┌─ DATASET ENTRIES

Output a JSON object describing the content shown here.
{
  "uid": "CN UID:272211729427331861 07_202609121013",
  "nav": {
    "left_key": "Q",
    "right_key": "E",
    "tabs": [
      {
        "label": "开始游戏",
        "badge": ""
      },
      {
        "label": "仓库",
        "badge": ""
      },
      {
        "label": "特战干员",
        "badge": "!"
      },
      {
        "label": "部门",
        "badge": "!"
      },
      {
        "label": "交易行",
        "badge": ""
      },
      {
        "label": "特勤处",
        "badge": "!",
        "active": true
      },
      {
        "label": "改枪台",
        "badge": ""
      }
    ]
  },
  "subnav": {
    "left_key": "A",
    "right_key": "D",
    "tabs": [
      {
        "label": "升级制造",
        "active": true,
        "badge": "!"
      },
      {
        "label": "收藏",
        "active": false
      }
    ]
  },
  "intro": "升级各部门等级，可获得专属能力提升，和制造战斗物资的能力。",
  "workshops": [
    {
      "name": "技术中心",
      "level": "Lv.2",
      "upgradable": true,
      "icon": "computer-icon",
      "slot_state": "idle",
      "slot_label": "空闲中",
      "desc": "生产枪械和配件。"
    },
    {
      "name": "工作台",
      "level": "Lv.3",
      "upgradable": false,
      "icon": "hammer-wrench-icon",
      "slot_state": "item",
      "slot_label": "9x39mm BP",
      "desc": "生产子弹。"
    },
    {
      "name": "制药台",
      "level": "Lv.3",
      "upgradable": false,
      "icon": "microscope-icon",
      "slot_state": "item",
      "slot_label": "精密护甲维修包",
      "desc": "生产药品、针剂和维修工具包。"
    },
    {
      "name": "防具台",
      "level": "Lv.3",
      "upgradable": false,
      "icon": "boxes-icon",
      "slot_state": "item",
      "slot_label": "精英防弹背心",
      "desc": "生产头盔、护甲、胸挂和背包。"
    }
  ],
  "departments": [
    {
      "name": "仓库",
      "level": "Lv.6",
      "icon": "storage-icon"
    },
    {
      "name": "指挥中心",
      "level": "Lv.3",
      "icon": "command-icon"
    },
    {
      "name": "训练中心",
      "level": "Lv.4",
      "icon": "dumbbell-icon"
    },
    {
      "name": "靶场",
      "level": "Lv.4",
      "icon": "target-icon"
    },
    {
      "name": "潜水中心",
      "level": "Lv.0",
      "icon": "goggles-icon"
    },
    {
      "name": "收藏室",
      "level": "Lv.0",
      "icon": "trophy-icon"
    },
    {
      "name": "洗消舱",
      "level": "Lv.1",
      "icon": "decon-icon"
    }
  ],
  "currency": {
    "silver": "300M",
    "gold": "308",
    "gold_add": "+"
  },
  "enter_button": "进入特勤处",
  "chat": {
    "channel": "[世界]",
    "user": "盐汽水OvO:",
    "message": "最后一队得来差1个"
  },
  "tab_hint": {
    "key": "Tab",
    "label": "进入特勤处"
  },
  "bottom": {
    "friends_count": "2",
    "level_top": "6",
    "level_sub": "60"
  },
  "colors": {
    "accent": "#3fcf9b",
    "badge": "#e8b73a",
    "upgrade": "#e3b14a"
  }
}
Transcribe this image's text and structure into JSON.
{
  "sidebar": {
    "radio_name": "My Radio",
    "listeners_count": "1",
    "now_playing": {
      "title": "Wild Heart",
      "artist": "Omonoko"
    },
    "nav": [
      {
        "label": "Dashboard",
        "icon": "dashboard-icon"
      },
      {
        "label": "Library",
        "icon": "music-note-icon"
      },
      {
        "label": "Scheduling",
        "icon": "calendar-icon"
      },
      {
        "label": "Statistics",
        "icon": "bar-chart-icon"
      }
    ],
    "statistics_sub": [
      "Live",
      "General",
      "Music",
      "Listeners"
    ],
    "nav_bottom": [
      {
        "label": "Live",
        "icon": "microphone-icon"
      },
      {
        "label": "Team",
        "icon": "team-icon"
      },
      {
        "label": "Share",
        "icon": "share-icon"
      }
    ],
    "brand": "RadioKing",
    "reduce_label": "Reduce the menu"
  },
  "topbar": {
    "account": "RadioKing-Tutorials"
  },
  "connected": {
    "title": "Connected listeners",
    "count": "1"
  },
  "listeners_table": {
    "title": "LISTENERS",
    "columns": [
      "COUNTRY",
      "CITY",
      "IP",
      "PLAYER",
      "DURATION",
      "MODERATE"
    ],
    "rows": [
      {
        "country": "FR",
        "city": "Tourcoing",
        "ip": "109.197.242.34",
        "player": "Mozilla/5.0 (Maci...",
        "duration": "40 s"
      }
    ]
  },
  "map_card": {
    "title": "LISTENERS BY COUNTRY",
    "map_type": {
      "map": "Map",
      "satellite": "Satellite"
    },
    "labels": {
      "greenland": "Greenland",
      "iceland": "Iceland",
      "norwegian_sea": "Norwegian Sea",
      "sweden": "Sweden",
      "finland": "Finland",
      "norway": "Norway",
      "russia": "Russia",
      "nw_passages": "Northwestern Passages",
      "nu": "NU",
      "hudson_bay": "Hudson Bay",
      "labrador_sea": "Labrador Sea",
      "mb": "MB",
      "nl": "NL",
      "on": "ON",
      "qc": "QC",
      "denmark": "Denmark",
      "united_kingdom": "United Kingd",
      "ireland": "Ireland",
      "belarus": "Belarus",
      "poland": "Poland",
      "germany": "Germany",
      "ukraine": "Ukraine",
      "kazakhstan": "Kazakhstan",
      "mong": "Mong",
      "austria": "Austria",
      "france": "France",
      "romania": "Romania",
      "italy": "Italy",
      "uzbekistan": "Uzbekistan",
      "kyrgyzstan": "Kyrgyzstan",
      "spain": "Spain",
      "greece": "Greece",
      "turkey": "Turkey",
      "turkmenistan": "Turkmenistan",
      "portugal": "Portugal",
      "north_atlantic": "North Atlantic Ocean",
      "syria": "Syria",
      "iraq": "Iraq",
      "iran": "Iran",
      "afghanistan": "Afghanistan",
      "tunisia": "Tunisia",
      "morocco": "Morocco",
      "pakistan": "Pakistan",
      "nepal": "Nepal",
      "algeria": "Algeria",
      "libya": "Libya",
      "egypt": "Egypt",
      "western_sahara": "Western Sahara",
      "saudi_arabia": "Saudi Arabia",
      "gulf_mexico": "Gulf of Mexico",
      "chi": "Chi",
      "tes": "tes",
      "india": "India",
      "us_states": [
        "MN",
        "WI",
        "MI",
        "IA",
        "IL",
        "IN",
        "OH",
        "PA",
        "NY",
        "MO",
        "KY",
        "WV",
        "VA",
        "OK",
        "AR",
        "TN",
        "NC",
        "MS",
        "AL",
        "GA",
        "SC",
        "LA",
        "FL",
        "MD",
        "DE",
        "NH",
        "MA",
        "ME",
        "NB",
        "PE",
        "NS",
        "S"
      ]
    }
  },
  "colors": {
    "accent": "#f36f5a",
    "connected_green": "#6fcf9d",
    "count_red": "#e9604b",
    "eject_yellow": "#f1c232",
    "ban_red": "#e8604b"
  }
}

└─

→ **WHAT IS NEEDED**
Return the listing above in its exact form.

→ **EXERCISE OUTPUT**
Output a JSON object describing the content shown here.
{
  "uid": "CN UID:272211729427331861 07_202609121013",
  "nav": {
    "left_key": "Q",
    "right_key": "E",
    "tabs": [
      {
        "label": "开始游戏",
        "badge": ""
      },
      {
        "label": "仓库",
        "badge": ""
      },
      {
        "label": "特战干员",
        "badge": "!"
      },
      {
        "label": "部门",
        "badge": "!"
      },
      {
        "label": "交易行",
        "badge": ""
      },
      {
        "label": "特勤处",
        "badge": "!",
        "active": true
      },
      {
        "label": "改枪台",
        "badge": ""
      }
    ]
  },
  "subnav": {
    "left_key": "A",
    "right_key": "D",
    "tabs": [
      {
        "label": "升级制造",
        "active": true,
        "badge": "!"
      },
      {
        "label": "收藏",
        "active": false
      }
    ]
  },
  "intro": "升级各部门等级，可获得专属能力提升，和制造战斗物资的能力。",
  "workshops": [
    {
      "name": "技术中心",
      "level": "Lv.2",
      "upgradable": true,
      "icon": "computer-icon",
      "slot_state": "idle",
      "slot_label": "空闲中",
      "desc": "生产枪械和配件。"
    },
    {
      "name": "工作台",
      "level": "Lv.3",
      "upgradable": false,
      "icon": "hammer-wrench-icon",
      "slot_state": "item",
      "slot_label": "9x39mm BP",
      "desc": "生产子弹。"
    },
    {
      "name": "制药台",
      "level": "Lv.3",
      "upgradable": false,
      "icon": "microscope-icon",
      "slot_state": "item",
      "slot_label": "精密护甲维修包",
      "desc": "生产药品、针剂和维修工具包。"
    },
    {
      "name": "防具台",
      "level": "Lv.3",
      "upgradable": false,
      "icon": "boxes-icon",
      "slot_state": "item",
      "slot_label": "精英防弹背心",
      "desc": "生产头盔、护甲、胸挂和背包。"
    }
  ],
  "departments": [
    {
      "name": "仓库",
      "level": "Lv.6",
      "icon": "storage-icon"
    },
    {
      "name": "指挥中心",
      "level": "Lv.3",
      "icon": "command-icon"
    },
    {
      "name": "训练中心",
      "level": "Lv.4",
      "icon": "dumbbell-icon"
    },
    {
      "name": "靶场",
      "level": "Lv.4",
      "icon": "target-icon"
    },
    {
      "name": "潜水中心",
      "level": "Lv.0",
      "icon": "goggles-icon"
    },
    {
      "name": "收藏室",
      "level": "Lv.0",
      "icon": "trophy-icon"
    },
    {
      "name": "洗消舱",
      "level": "Lv.1",
      "icon": "decon-icon"
    }
  ],
  "currency": {
    "silver": "300M",
    "gold": "308",
    "gold_add": "+"
  },
  "enter_button": "进入特勤处",
  "chat": {
    "channel": "[世界]",
    "user": "盐汽水OvO:",
    "message": "最后一队得来差1个"
  },
  "tab_hint": {
    "key": "Tab",
    "label": "进入特勤处"
  },
  "bottom": {
    "friends_count": "2",
    "level_top": "6",
    "level_sub": "60"
  },
  "colors": {
    "accent": "#3fcf9b",
    "badge": "#e8b73a",
    "upgrade": "#e3b14a"
  }
}
Transcribe this image's text and structure into JSON.
{
  "sidebar": {
    "radio_name": "My Radio",
    "listeners_count": "1",
    "now_playing": {
      "title": "Wild Heart",
      "artist": "Omonoko"
    },
    "nav": [
      {
        "label": "Dashboard",
        "icon": "dashboard-icon"
      },
      {
        "label": "Library",
        "icon": "music-note-icon"
      },
      {
        "label": "Scheduling",
        "icon": "calendar-icon"
      },
      {
        "label": "Statistics",
        "icon": "bar-chart-icon"
      }
    ],
    "statistics_sub": [
      "Live",
      "General",
      "Music",
      "Listeners"
    ],
    "nav_bottom": [
      {
        "label": "Live",
        "icon": "microphone-icon"
      },
      {
        "label": "Team",
        "icon": "team-icon"
      },
      {
        "label": "Share",
        "icon": "share-icon"
      }
    ],
    "brand": "RadioKing",
    "reduce_label": "Reduce the menu"
  },
  "topbar": {
    "account": "RadioKing-Tutorials"
  },
  "connected": {
    "title": "Connected listeners",
    "count": "1"
  },
  "listeners_table": {
    "title": "LISTENERS",
    "columns": [
      "COUNTRY",
      "CITY",
      "IP",
      "PLAYER",
      "DURATION",
      "MODERATE"
    ],
    "rows": [
      {
        "country": "FR",
        "city": "Tourcoing",
        "ip": "109.197.242.34",
        "player": "Mozilla/5.0 (Maci...",
        "duration": "40 s"
      }
    ]
  },
  "map_card": {
    "title": "LISTENERS BY COUNTRY",
    "map_type": {
      "map": "Map",
      "satellite": "Satellite"
    },
    "labels": {
      "greenland": "Greenland",
      "iceland": "Iceland",
      "norwegian_sea": "Norwegian Sea",
      "sweden": "Sweden",
      "finland": "Finland",
      "norway": "Norway",
      "russia": "Russia",
      "nw_passages": "Northwestern Passages",
      "nu": "NU",
      "hudson_bay": "Hudson Bay",
      "labrador_sea": "Labrador Sea",
      "mb": "MB",
      "nl": "NL",
      "on": "ON",
      "qc": "QC",
      "denmark": "Denmark",
      "united_kingdom": "United Kingd",
      "ireland": "Ireland",
      "belarus": "Belarus",
      "poland": "Poland",
      "germany": "Germany",
      "ukraine": "Ukraine",
      "kazakhstan": "Kazakhstan",
      "mong": "Mong",
      "austria": "Austria",
      "france": "France",
      "romania": "Romania",
      "italy": "Italy",
      "uzbekistan": "Uzbekistan",
      "kyrgyzstan": "Kyrgyzstan",
      "spain": "Spain",
      "greece": "Greece",
      "turkey": "Turkey",
      "turkmenistan": "Turkmenistan",
      "portugal": "Portugal",
      "north_atlantic": "North Atlantic Ocean",
      "syria": "Syria",
      "iraq": "Iraq",
      "iran": "Iran",
      "afghanistan": "Afghanistan",
      "tunisia": "Tunisia",
      "morocco": "Morocco",
      "pakistan": "Pakistan",
      "nepal": "Nepal",
      "algeria": "Algeria",
      "libya": "Libya",
      "egypt": "Egypt",
      "western_sahara": "Western Sahara",
      "saudi_arabia": "Saudi Arabia",
      "gulf_mexico": "Gulf of Mexico",
      "chi": "Chi",
      "tes": "tes",
      "india": "India",
      "us_states": [
        "MN",
        "WI",
        "MI",
        "IA",
        "IL",
        "IN",
        "OH",
        "PA",
        "NY",
        "MO",
        "KY",
        "WV",
        "VA",
        "OK",
        "AR",
        "TN",
        "NC",
        "MS",
        "AL",
        "GA",
        "SC",
        "LA",
        "FL",
        "MD",
        "DE",
        "NH",
        "MA",
        "ME",
        "NB",
        "PE",
        "NS",
        "S"
      ]
    }
  },
  "colors": {
    "accent": "#f36f5a",
    "connected_green": "#6fcf9d",
    "count_red": "#e9604b",
    "eject_yellow": "#f1c232",
    "ban_red": "#e8604b"
  }
}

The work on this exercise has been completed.